▸ What is asked: Check every line of the entries that follow, and copy the ones containing "color".

▸ Entries:
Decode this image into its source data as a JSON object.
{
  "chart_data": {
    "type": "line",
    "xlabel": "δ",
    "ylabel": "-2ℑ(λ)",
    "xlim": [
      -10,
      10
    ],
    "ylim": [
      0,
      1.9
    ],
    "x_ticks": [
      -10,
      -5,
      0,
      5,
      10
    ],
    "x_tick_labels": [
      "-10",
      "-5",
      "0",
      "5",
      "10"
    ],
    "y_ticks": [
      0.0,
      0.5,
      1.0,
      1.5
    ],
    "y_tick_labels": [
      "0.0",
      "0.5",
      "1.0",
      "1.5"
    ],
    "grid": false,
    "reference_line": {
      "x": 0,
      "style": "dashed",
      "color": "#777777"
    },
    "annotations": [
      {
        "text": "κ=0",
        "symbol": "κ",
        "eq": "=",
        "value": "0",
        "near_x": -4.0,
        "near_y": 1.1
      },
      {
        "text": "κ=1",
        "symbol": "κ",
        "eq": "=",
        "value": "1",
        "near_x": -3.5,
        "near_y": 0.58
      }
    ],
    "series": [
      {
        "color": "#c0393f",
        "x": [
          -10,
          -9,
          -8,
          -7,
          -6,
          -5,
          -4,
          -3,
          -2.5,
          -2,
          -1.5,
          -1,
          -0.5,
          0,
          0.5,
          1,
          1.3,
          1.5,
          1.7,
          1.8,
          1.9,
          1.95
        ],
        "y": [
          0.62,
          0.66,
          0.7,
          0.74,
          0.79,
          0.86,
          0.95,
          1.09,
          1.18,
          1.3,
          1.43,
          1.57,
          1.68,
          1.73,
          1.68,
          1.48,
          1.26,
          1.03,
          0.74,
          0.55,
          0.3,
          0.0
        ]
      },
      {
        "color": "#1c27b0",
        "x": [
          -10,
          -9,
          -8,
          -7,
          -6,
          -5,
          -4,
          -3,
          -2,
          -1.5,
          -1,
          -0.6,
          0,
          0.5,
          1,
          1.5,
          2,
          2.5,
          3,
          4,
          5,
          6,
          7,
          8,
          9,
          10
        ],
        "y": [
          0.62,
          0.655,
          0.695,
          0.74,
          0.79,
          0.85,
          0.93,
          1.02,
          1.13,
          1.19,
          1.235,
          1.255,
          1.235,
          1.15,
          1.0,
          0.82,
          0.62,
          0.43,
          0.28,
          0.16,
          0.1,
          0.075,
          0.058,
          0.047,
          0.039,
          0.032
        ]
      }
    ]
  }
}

▸ Full output:
      "color": "#777777"
        "color": "#c0393f",
        "color": "#1c27b0",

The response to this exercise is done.